(Information provided):
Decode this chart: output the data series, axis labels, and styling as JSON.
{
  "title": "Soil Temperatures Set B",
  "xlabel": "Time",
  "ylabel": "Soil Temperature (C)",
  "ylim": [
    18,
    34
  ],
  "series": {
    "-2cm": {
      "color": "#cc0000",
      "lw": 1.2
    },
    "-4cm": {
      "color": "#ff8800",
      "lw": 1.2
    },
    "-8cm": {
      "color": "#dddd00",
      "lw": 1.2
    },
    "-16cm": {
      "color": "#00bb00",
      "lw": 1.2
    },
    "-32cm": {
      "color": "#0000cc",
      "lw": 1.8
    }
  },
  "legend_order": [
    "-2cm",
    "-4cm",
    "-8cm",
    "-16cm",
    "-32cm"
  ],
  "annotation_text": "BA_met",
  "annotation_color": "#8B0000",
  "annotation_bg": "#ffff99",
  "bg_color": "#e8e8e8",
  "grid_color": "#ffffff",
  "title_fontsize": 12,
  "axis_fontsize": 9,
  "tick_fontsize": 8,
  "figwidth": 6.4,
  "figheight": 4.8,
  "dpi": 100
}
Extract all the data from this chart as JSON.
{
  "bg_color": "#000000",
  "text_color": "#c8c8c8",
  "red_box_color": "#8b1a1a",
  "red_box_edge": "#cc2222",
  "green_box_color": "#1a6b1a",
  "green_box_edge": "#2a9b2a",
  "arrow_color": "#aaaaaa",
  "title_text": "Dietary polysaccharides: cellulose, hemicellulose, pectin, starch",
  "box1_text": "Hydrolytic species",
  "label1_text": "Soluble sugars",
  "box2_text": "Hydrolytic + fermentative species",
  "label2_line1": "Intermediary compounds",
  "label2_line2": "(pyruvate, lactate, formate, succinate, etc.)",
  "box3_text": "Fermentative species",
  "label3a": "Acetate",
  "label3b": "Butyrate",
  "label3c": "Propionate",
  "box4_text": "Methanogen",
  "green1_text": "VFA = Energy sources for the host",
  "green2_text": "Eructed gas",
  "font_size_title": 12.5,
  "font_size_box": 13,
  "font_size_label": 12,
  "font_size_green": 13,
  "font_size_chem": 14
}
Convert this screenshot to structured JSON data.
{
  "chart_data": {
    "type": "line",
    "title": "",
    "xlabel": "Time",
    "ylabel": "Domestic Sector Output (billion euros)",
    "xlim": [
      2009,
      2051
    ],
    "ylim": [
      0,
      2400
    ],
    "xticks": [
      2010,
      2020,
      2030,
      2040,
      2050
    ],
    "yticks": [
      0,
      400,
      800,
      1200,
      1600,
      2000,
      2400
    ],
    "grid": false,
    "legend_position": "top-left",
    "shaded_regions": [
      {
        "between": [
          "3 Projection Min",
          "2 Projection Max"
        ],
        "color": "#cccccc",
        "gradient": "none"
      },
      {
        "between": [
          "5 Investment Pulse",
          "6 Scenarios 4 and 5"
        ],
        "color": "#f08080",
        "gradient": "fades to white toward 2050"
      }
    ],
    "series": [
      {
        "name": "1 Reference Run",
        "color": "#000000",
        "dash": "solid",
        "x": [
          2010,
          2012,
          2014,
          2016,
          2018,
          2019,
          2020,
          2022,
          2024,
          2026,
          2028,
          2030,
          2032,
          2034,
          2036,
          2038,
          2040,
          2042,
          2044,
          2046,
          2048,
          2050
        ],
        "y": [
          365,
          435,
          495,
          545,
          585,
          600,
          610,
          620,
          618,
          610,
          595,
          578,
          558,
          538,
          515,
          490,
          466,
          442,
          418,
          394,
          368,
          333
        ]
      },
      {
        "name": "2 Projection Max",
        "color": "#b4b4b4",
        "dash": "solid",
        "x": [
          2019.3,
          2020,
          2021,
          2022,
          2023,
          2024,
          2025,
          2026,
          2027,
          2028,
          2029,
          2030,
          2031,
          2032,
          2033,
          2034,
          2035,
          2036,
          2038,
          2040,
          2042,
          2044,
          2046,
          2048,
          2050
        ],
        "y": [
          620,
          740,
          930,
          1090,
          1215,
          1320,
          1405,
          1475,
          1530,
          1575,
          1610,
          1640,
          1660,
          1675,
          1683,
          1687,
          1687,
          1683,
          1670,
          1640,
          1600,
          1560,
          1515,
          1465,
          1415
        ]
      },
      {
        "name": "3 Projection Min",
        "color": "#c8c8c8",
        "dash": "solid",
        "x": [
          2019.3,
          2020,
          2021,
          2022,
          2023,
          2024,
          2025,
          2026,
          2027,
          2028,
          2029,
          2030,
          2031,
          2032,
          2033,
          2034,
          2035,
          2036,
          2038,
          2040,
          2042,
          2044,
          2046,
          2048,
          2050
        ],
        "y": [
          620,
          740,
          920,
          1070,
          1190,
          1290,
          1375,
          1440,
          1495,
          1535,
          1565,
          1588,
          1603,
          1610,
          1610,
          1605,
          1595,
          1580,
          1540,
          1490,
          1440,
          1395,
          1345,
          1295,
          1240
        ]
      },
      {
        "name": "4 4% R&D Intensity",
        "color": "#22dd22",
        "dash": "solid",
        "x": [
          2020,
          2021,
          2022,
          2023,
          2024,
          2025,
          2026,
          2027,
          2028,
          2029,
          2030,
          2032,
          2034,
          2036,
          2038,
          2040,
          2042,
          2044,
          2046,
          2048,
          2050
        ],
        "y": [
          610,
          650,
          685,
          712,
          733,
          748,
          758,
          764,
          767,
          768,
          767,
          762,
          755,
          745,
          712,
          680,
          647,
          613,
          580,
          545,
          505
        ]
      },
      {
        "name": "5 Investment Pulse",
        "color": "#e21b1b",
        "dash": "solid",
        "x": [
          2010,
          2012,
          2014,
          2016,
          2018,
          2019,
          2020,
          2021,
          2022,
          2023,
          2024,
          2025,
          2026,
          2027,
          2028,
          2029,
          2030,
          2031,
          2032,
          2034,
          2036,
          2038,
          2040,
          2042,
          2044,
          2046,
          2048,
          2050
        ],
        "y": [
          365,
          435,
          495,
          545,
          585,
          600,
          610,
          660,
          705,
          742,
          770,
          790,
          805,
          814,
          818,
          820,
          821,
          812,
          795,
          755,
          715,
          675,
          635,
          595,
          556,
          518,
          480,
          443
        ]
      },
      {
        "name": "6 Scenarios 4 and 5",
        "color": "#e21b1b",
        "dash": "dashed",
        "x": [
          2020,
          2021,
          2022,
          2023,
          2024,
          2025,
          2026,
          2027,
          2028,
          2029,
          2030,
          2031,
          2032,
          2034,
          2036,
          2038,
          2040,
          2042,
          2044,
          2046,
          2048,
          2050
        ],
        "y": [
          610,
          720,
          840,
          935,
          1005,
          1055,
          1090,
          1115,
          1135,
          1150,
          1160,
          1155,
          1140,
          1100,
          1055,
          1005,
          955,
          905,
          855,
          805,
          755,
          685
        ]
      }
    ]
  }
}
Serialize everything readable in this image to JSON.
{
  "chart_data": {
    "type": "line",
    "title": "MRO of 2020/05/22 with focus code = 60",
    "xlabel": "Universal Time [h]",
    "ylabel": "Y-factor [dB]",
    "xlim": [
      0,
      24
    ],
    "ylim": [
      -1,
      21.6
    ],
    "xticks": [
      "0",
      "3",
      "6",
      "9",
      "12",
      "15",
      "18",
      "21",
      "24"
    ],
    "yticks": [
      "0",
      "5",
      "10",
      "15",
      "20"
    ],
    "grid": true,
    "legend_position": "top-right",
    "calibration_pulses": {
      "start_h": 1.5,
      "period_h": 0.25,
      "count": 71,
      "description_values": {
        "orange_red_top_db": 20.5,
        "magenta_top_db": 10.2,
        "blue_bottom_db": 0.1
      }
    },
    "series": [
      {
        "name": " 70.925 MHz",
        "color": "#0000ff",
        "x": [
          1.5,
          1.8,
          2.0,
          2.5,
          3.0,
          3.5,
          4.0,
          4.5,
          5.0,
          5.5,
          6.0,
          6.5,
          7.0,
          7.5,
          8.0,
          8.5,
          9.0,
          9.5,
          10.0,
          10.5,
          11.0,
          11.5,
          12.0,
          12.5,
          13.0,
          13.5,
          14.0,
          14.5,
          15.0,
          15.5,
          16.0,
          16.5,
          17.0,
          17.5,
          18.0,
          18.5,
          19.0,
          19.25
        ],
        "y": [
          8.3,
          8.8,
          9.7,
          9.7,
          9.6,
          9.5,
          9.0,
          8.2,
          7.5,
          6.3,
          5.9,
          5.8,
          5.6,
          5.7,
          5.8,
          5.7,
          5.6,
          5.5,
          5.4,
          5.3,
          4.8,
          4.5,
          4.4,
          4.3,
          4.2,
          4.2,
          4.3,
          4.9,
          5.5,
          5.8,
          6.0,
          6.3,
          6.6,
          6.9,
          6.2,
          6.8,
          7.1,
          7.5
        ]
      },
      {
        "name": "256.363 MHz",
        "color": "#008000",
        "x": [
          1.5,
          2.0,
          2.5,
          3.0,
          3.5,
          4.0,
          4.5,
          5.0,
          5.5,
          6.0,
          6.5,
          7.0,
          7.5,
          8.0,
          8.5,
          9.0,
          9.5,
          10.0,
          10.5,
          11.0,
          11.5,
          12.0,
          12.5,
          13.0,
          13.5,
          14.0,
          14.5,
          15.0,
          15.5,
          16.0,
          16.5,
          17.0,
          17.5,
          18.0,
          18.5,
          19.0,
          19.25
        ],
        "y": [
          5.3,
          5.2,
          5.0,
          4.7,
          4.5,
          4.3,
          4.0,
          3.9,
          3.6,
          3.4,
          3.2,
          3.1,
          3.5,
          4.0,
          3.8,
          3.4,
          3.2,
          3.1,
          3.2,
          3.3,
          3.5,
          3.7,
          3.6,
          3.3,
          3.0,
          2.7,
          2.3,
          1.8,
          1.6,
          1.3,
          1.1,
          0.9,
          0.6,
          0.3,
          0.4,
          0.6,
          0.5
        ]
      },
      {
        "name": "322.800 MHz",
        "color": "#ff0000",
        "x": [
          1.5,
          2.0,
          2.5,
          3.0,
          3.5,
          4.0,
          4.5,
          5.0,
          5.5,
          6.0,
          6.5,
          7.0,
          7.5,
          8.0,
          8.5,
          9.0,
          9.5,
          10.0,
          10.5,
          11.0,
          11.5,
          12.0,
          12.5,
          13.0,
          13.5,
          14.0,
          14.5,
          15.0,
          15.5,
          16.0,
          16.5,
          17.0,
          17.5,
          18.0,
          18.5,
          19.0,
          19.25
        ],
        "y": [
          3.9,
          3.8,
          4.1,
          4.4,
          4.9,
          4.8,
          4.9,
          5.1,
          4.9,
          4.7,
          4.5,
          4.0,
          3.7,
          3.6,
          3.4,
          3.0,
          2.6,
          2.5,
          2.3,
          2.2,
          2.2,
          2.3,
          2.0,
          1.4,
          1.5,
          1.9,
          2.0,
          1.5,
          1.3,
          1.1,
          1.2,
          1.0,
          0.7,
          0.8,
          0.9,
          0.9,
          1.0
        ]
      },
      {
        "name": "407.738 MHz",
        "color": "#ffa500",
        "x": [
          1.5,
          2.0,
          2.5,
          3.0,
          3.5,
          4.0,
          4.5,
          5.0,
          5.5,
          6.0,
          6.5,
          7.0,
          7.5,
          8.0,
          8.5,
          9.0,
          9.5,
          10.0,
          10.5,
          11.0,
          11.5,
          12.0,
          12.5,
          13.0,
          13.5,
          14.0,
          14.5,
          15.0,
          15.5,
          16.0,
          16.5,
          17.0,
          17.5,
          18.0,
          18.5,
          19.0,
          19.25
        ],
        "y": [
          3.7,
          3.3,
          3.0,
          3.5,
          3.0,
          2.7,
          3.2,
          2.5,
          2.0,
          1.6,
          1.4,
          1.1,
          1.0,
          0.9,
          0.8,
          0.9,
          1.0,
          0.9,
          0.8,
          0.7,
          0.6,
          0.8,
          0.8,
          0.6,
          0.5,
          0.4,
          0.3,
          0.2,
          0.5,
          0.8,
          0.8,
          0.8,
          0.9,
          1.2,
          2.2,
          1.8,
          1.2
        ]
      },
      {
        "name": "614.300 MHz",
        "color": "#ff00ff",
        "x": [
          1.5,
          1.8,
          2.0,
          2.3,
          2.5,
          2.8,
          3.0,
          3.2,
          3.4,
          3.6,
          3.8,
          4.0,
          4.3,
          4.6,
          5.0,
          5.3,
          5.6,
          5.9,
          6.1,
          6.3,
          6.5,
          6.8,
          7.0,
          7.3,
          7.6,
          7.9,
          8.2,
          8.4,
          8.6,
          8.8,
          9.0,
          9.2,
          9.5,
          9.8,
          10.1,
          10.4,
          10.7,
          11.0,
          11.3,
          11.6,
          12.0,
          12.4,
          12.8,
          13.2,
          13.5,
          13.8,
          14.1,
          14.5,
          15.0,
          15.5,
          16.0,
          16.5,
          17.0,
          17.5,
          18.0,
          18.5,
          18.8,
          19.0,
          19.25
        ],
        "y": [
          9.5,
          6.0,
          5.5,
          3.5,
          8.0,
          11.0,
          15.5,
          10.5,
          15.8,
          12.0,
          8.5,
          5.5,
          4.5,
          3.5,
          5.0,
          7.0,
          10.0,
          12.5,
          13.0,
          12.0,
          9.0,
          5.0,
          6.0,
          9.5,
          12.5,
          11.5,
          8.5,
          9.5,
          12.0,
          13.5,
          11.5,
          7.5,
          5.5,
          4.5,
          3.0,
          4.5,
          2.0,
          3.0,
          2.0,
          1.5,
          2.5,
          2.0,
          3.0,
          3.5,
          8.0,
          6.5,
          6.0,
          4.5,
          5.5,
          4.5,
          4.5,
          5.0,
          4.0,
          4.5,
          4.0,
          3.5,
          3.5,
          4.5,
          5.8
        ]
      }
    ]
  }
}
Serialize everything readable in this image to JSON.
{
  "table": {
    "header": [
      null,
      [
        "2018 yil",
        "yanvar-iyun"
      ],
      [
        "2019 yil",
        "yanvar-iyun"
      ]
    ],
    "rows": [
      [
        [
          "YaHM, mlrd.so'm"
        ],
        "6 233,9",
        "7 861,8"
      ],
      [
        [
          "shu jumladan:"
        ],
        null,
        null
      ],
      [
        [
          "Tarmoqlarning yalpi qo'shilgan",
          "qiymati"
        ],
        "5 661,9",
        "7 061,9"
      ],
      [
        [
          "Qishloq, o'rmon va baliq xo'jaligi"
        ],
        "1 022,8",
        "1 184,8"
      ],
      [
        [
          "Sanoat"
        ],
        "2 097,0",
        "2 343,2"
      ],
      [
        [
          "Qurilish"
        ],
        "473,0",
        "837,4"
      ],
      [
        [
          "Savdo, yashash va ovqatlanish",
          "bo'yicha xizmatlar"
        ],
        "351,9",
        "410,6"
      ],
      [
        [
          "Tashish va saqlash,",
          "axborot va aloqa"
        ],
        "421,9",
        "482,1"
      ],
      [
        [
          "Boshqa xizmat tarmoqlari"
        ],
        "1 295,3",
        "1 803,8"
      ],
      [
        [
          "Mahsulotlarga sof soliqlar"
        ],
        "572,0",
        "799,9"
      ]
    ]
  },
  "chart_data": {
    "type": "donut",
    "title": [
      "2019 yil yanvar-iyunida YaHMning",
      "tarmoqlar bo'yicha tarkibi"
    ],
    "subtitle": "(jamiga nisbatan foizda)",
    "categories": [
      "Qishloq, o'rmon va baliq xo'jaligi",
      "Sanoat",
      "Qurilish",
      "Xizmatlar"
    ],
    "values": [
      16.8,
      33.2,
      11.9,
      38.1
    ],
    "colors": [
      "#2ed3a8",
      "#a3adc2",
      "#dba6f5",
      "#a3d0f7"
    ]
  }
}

(Exercise instructions): How many of the lines above hold "Time"? Answer with only the number.

(Answer to this exercise): 3